§ Provided passage
---

The Moon Will Get Its Own Mobile Phone Network in 2019

An artist's illustration of a PTScientists Audi Quattro rover exploring the moon near NASA's Apollo 17 lunar rover. The moon will get a 4G mobile phone network to connect the rover and its twin to a PTScientists lander.
An artist's illustration of a PTScientists Audi Quattro rover exploring the moon near NASA's Apollo 17 lunar rover. The moon will get a 4G mobile phone network to connect the rover and its twin to a PTScientists lander. (Image credit: PTScientists)

Call it one giant leap for 4G. The moon is about to get its very own mobile phone network.

Vodafone Germany has teamed with Nokia to build the first 4G network on the moon. The network, which will be built in 2019, will support a private lunar rover mission by the Berlin-based team Part Time Scientists, known as PTScientists. The group was one of several teams that competed in the Google Lunar X Prize, a private race to the moon that will end in March with no winners.

---

§ Raw records
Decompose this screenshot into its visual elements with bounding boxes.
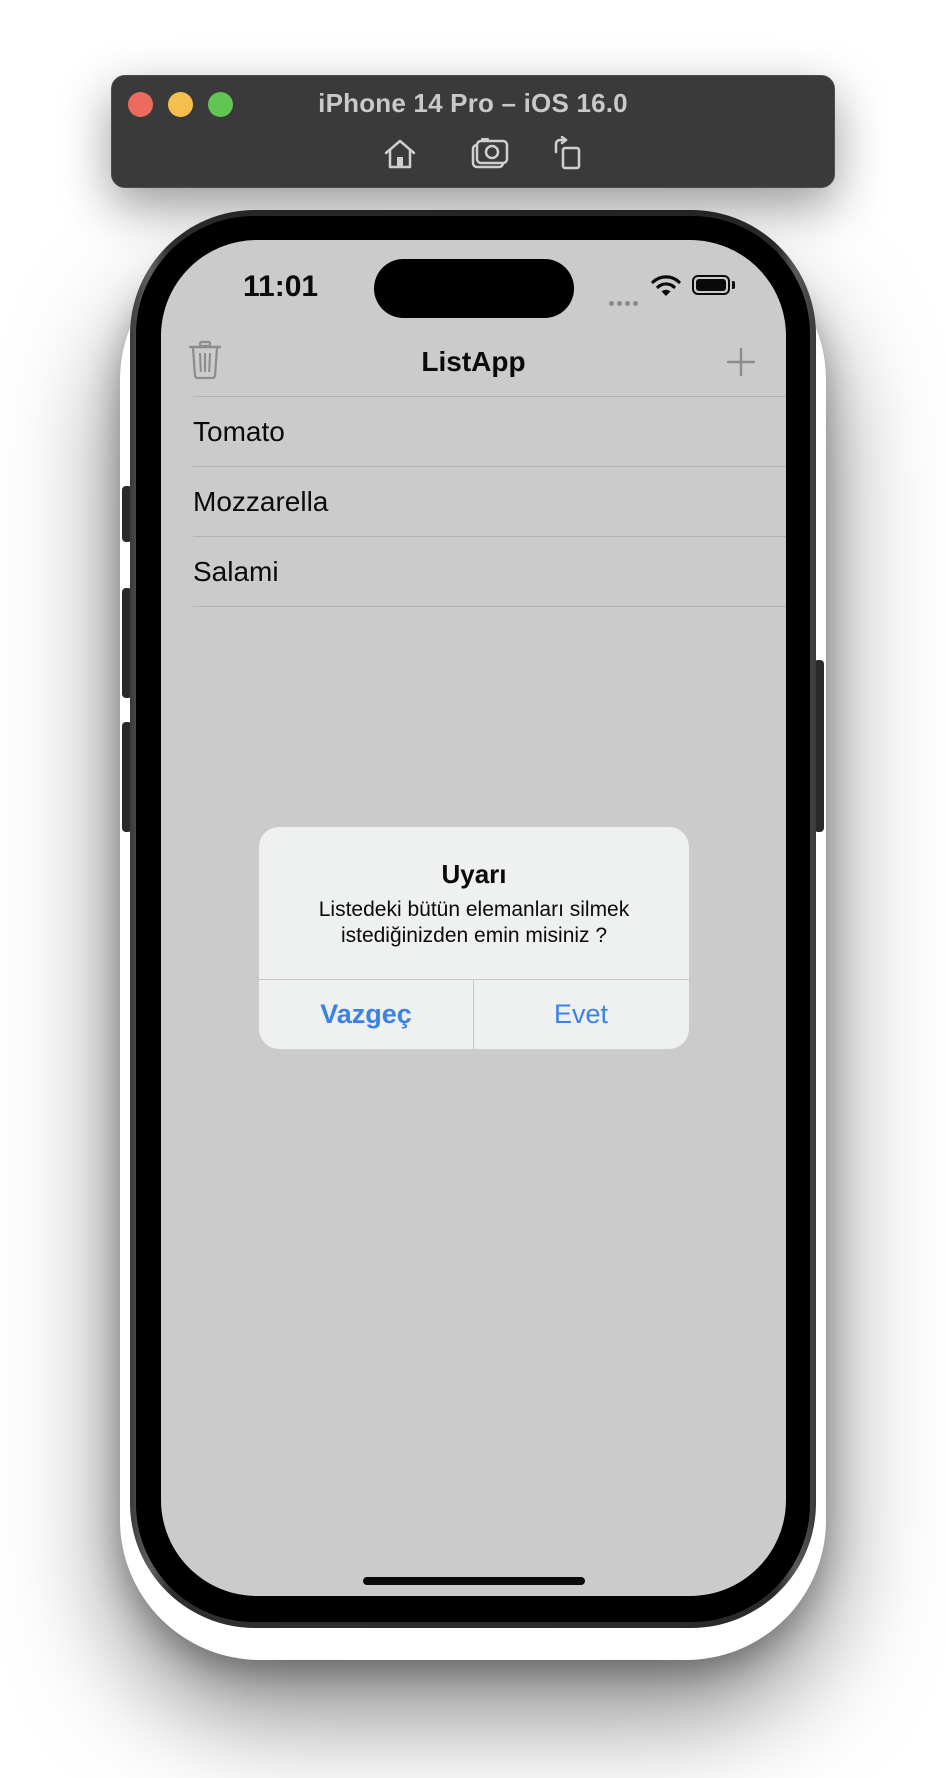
wifi-icon — [651, 274, 681, 298]
simulator-titlebar: iPhone 14 Pro – iOS 16.0 — [111, 75, 835, 188]
list-item-label: Mozzarella — [193, 486, 329, 517]
screenshot-icon[interactable] — [470, 136, 510, 172]
battery-icon — [692, 275, 730, 295]
row-divider — [193, 606, 786, 607]
list-item-label: Tomato — [193, 416, 285, 447]
rotate-icon[interactable] — [548, 135, 588, 172]
alert-message: Listedeki bütün elemanları silmek istedi… — [279, 897, 669, 949]
alert-title: Uyarı — [441, 859, 507, 889]
home-indicator[interactable] — [363, 1577, 585, 1585]
home-icon[interactable] — [380, 136, 420, 172]
alert-message-line: Listedeki bütün elemanları silmek — [318, 898, 630, 921]
cellular-signal-icon — [609, 293, 641, 311]
nav-title: ListApp — [421, 346, 526, 377]
alert-message-line: istediğinizden emin misiniz ? — [340, 924, 608, 947]
dynamic-island — [374, 259, 574, 318]
confirm-button[interactable]: Evet — [474, 980, 688, 1049]
status-time: 11:01 — [243, 270, 319, 303]
list-item[interactable]: Mozzarella — [193, 466, 786, 536]
simulator-title: iPhone 14 Pro – iOS 16.0 — [318, 88, 628, 118]
plus-icon[interactable] — [725, 346, 757, 378]
alert-dialog: Uyarı Listedeki bütün elemanları silmek … — [259, 827, 689, 1049]
phone-screen: 11:01 ListApp Tomato Mozzarella Salami U… — [161, 240, 786, 1596]
battery-tip — [732, 281, 735, 289]
list-item[interactable]: Salami — [193, 536, 786, 606]
cancel-button[interactable]: Vazgeç — [259, 980, 473, 1049]
list-item-label: Salami — [193, 556, 279, 587]
list-item[interactable]: Tomato — [193, 396, 786, 466]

---

§ Problems
**A.** Present the listing as a Markdown table with the columns Row and Line. Start at the line that contains "wifi-icon — [651, 274, 681, 298]", go on through the line that contains "home-indicator[interactable] — [363, 1577, 585, 1585]", and leave out blank lines.
**B.** Carry the passage about the lunar 4G network forward from its last sentence.

§ Task answers
**A.**
| Row | Line |
|---|---|
| 1 | wifi-icon — [651, 274, 681, 298] |
| 2 | simulator-titlebar: iPhone 14 Pro – iOS 16.0 — [111, 75, 835, 188] |
| 3 | list-item-label: Mozzarella — [193, 486, 329, 517] |
| 4 | screenshot-icon[interactable] — [470, 136, 510, 172] |
| 5 | battery-icon — [692, 275, 730, 295] |
| 6 | row-divider — [193, 606, 786, 607] |
| 7 | list-item-label: Tomato — [193, 416, 285, 447] |
| 8 | rotate-icon[interactable] — [548, 135, 588, 172] |
| 9 | alert-message: Listedeki bütün elemanları silmek istedi… — [279, 897, 669, 949] |
| 10 | alert-title: Uyarı — [441, 859, 507, 889] |
| 11 | home-indicator[interactable] — [363, 1577, 585, 1585] |

**B.**
But although the Google Lunar X Prize competition is over, PTScientists' "Mission to the Moon" is not. The group aims to launch a lander and two small rovers to the moon from Cape Canaveral, Florida on a SpaceX Falcon 9 rocket during the 50th-anniversary year of NASA's Apollo 11 moon landing.

The moon's 4G network, which Vodafone Germany announced Tuesday (Feb. 27), will support PTScientists' twin Audi Quattro rovers and their lander ALINA (short for Autonomous Landing and Navigation Module). PTScientists will use its rovers to study the lunar rover used by the Apollo 17 astronauts during their historic December 1972 mission to the moon's Taurus-Littrow Valley.

Vodafone picked Nokia to build a space-worthy version of its Ultra Compact Network, one that will be the lightest ever made, at just 2.2 lbs. (1 kilogram) — no heavier than a bag of sugar, Vodafone representatives said in a statement.

"This project involves a radically innovative approach to the development of mobile network infrastructure," Vodafone Germany CEO Hannes Ametsreiter said in the same statement. "It is also a great example of an independent, multi-skilled team achieving an objective of immense significance through their courage, pioneering spirit and inventiveness."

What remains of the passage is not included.